Count how many lines in this material contain "method". The answer is that number alone.

▶ [Provided entries]:
·····

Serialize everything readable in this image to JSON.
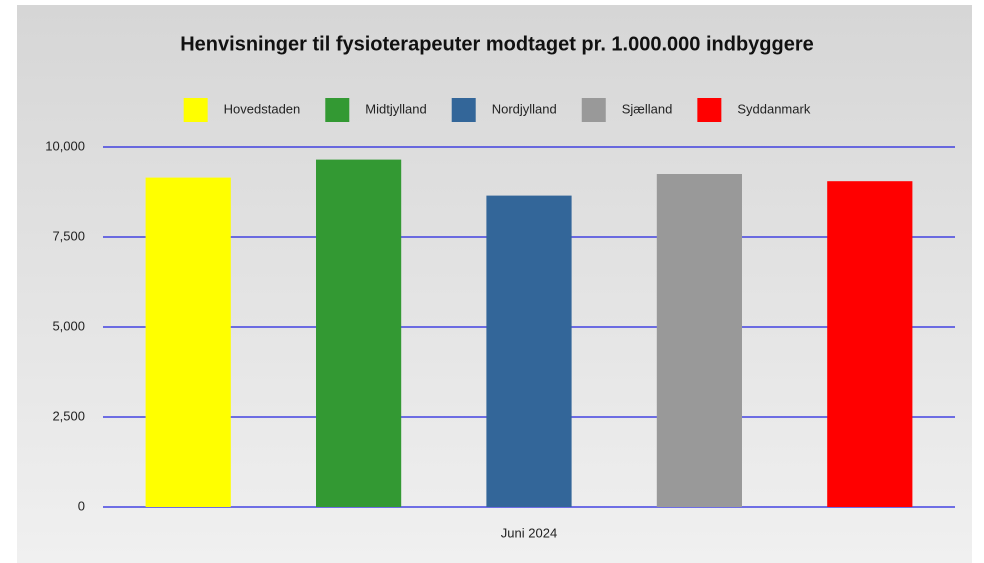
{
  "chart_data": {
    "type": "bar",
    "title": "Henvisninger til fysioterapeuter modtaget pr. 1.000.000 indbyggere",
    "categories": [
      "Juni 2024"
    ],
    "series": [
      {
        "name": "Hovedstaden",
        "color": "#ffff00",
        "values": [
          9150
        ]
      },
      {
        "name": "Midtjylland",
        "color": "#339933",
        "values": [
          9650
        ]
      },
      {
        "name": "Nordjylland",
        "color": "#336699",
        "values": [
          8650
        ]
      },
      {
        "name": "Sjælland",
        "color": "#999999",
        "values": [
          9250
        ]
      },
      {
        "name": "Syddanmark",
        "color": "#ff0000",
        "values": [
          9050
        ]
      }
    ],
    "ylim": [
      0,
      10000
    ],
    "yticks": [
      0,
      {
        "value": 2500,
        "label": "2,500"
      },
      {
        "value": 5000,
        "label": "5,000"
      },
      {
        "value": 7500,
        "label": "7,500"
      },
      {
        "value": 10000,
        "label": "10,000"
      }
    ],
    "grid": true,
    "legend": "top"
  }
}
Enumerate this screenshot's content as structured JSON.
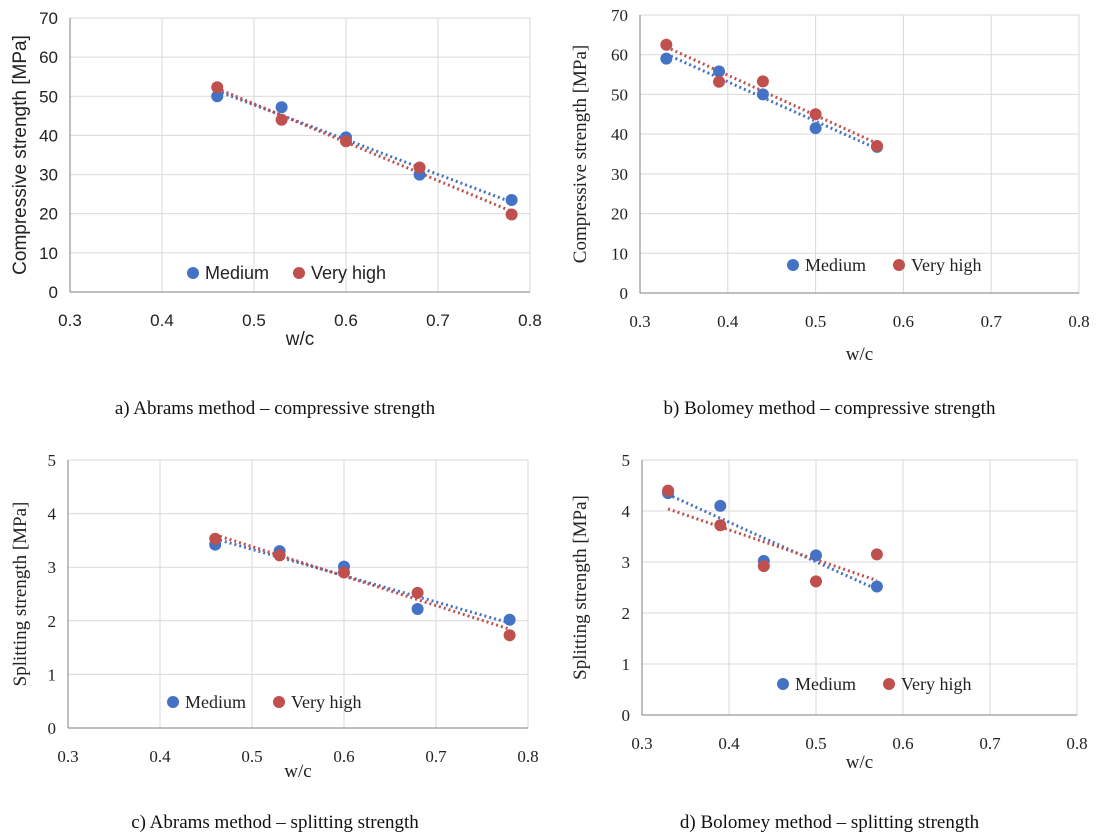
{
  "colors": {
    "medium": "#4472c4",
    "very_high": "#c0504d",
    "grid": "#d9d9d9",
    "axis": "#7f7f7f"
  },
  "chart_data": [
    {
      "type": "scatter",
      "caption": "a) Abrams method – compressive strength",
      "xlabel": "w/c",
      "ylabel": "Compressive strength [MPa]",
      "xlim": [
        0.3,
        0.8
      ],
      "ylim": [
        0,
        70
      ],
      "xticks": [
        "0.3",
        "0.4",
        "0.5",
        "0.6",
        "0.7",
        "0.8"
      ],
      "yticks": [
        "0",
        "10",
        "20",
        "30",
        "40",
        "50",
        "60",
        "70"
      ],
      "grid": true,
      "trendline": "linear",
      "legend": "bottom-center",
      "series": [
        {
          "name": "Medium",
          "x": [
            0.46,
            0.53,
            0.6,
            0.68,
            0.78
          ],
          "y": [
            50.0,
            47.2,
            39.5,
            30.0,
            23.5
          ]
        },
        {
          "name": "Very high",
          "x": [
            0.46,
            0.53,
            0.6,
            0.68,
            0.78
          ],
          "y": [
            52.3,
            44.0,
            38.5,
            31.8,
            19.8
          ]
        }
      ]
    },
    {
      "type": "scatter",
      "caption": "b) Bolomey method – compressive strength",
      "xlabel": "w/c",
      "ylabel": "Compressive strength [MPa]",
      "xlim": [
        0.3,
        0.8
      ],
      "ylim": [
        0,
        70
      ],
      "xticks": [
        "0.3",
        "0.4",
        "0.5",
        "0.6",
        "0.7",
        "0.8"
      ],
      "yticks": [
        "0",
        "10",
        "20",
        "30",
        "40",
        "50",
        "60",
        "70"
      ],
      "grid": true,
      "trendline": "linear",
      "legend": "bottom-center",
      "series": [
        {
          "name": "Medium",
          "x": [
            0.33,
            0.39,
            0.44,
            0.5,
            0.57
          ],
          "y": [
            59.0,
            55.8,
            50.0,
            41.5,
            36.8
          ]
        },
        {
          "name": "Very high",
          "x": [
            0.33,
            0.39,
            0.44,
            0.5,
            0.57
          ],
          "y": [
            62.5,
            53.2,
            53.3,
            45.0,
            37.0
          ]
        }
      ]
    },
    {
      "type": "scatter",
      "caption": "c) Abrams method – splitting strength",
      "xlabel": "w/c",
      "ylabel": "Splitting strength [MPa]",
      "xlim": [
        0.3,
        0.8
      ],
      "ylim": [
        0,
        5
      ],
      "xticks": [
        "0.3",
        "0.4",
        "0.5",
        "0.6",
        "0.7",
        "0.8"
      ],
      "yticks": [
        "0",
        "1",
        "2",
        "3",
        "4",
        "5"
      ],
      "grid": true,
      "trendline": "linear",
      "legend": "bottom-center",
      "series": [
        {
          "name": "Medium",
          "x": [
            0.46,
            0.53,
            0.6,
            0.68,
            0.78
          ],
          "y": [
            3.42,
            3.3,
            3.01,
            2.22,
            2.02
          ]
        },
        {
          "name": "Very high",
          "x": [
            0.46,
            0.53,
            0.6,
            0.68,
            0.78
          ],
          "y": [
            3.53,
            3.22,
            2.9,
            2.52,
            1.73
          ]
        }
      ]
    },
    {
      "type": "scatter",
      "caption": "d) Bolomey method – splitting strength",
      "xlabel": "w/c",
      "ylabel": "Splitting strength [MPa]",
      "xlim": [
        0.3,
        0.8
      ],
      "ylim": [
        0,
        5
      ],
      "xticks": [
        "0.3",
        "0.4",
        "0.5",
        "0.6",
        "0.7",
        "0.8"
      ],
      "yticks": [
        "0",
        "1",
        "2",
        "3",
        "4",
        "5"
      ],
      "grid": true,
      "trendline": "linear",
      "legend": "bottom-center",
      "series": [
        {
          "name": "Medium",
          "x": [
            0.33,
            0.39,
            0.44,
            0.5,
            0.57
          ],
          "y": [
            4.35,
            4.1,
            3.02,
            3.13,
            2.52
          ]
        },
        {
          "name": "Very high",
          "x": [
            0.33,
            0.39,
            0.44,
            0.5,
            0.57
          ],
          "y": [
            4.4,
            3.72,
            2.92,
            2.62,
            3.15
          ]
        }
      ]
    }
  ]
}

·····

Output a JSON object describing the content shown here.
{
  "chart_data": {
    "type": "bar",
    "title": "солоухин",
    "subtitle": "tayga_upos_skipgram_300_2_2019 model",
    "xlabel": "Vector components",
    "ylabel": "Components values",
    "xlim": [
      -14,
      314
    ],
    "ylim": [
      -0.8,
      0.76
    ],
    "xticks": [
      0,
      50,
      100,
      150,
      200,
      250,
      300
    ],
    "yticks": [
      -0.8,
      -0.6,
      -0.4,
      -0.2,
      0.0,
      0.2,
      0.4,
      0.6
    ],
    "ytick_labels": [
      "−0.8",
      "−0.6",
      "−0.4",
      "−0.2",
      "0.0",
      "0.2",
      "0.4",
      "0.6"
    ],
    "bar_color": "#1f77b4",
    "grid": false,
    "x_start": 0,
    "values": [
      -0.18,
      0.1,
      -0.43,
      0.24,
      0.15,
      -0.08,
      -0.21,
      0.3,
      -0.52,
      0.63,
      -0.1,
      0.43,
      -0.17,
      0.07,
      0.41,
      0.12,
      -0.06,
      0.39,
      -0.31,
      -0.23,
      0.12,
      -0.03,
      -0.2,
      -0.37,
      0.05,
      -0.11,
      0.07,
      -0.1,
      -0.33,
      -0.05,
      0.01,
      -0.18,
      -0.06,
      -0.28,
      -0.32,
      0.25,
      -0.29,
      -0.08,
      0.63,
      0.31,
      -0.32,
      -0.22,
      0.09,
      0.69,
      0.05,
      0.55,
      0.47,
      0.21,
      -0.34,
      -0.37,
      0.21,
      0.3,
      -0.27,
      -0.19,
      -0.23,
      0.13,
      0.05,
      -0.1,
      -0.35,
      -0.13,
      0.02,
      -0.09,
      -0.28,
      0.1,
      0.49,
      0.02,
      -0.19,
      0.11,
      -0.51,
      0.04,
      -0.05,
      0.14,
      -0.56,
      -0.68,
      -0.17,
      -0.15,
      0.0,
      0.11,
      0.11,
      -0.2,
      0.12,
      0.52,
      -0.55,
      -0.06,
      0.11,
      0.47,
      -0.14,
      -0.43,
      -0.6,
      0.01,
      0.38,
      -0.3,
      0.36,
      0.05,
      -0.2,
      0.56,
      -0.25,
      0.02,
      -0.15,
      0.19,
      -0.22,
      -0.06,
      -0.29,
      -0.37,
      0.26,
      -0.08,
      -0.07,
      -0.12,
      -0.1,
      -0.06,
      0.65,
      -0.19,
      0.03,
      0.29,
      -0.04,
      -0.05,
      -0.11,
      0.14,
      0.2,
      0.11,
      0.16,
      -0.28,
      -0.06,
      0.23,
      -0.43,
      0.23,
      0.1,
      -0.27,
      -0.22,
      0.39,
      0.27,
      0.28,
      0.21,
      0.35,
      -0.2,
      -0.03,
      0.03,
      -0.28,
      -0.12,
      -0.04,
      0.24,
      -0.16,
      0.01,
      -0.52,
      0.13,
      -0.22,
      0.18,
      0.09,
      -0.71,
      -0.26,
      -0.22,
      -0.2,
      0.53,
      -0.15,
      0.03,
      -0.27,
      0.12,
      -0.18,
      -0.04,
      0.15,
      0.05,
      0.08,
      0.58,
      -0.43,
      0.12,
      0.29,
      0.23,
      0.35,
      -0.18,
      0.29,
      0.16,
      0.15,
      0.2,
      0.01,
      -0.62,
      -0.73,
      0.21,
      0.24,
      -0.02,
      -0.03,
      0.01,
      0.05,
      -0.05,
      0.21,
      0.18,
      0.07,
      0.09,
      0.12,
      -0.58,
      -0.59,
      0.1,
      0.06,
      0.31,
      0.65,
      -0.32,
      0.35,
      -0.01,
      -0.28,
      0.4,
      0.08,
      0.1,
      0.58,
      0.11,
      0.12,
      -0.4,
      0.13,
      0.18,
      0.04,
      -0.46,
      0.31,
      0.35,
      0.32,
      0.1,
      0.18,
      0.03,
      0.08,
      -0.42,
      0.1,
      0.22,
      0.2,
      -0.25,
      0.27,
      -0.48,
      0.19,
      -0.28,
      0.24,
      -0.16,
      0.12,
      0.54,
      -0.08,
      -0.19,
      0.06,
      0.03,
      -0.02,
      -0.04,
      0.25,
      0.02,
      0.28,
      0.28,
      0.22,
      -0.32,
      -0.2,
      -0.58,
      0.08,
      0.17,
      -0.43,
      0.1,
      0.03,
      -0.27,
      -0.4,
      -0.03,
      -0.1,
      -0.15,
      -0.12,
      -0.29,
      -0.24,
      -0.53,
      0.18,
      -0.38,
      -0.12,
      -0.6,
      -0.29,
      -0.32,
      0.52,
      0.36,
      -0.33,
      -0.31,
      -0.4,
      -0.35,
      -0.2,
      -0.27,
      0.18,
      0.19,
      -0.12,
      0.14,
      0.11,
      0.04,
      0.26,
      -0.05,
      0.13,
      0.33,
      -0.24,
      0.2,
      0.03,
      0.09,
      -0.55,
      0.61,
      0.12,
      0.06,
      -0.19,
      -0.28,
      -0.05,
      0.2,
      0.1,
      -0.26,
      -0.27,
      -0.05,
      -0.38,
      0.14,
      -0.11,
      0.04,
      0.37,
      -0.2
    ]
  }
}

·····

▶ [Expected output]: 4